• Short task: Collect all lines below with the string "carbon".

• Exercise data:
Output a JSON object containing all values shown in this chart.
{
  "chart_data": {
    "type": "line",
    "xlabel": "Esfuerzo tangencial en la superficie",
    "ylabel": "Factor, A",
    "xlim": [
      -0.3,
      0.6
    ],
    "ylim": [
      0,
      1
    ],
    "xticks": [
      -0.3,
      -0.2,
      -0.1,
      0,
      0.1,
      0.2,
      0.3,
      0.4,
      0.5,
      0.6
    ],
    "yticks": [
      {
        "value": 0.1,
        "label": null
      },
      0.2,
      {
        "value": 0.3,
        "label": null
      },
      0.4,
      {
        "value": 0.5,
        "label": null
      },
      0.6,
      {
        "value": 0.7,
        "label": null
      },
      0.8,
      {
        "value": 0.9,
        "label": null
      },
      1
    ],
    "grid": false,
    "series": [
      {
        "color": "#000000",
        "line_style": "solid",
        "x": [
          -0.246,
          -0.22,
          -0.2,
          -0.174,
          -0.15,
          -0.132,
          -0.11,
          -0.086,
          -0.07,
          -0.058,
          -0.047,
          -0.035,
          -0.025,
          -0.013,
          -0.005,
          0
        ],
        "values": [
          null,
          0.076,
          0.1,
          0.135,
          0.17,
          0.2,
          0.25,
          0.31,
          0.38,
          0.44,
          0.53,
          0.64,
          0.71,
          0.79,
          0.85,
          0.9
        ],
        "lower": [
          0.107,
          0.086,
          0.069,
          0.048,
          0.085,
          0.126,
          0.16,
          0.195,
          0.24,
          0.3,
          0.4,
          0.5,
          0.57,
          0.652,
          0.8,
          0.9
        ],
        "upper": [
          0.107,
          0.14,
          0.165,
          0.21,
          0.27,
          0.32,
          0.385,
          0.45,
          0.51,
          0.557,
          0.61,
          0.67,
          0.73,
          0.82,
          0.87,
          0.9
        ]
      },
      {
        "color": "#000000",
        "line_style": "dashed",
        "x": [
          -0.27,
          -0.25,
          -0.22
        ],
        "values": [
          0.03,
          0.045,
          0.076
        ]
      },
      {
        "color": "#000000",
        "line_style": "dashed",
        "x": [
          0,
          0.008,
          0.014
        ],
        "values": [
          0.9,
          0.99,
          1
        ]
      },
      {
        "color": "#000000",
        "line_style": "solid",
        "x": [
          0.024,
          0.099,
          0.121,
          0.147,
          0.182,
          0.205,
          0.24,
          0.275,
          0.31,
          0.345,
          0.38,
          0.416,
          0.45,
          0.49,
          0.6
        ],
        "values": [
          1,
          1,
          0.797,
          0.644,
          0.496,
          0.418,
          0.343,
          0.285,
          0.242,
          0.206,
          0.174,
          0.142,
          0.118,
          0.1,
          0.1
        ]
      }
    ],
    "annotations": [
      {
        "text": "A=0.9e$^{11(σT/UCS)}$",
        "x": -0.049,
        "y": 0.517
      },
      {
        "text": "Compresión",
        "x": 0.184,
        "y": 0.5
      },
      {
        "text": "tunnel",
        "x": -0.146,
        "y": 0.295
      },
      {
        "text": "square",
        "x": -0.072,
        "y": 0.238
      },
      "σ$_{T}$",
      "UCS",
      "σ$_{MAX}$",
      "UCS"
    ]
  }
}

--

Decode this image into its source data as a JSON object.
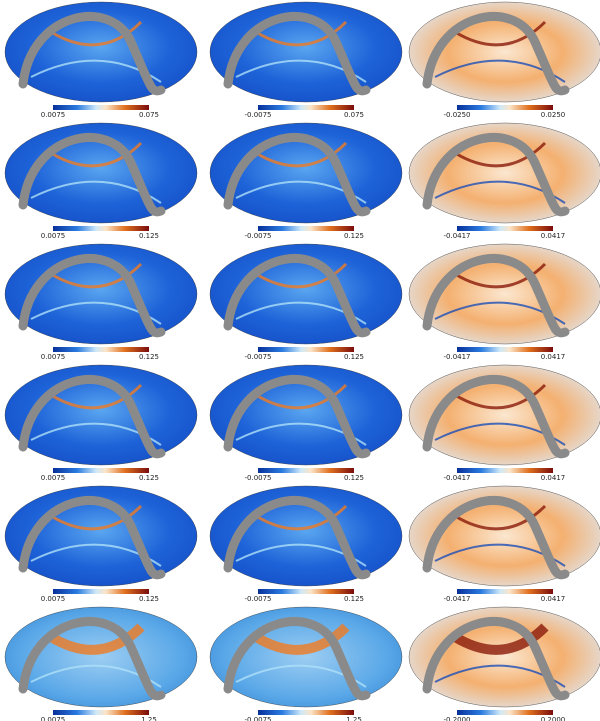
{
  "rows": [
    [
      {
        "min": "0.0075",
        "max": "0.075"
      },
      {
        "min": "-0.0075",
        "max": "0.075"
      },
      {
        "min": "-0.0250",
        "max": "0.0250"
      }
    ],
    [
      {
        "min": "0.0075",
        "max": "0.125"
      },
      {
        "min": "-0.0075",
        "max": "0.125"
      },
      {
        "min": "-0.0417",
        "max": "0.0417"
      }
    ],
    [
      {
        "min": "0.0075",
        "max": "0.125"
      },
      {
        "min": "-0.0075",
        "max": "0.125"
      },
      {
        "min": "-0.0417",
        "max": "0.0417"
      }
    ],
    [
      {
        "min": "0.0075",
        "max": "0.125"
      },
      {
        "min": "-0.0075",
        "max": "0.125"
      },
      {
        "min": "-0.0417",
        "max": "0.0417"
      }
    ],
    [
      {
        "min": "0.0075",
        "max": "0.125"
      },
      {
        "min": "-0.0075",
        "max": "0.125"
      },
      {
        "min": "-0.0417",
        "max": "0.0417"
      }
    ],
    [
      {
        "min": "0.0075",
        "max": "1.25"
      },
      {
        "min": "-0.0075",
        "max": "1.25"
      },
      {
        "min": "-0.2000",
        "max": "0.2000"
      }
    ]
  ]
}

...

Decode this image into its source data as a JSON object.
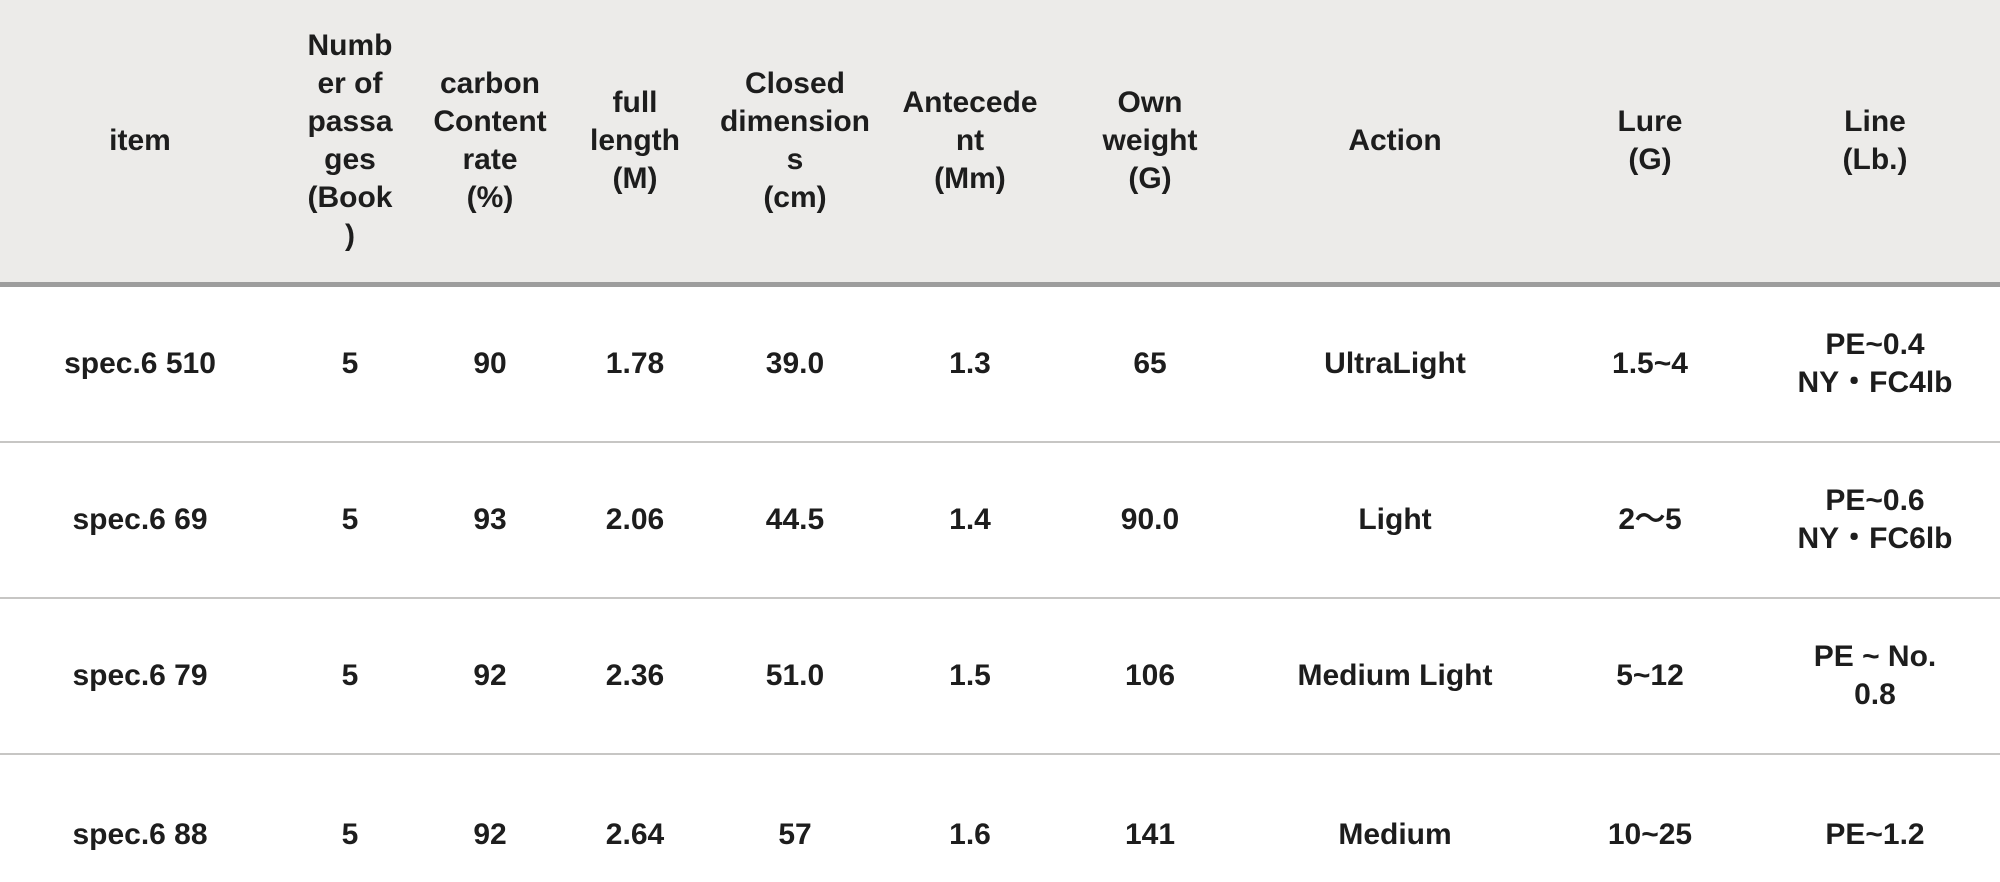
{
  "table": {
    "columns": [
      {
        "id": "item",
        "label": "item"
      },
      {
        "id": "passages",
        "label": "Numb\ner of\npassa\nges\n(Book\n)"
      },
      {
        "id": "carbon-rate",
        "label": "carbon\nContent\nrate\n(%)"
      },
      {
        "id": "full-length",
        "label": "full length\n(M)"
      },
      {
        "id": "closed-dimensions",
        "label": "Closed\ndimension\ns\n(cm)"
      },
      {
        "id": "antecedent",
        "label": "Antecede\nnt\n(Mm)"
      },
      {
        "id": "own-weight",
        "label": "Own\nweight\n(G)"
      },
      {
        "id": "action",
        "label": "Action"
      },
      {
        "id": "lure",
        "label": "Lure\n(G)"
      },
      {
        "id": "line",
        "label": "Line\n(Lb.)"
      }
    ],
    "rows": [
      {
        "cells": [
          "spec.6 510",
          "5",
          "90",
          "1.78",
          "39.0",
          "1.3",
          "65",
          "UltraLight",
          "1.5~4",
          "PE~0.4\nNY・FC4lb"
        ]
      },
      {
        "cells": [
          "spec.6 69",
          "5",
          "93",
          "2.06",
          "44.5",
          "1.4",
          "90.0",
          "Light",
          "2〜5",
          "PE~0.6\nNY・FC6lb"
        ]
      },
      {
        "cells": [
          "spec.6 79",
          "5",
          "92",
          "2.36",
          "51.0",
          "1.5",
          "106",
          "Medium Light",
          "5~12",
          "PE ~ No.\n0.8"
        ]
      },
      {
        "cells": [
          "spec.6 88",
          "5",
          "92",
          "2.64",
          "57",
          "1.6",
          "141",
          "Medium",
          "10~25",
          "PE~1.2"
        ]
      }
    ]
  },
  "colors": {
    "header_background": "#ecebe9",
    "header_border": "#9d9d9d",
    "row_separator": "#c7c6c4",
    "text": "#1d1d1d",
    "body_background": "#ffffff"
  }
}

• Written reply:
        "id": "carbon-rate",
        "label": "carbon\nContent\nrate\n(%)"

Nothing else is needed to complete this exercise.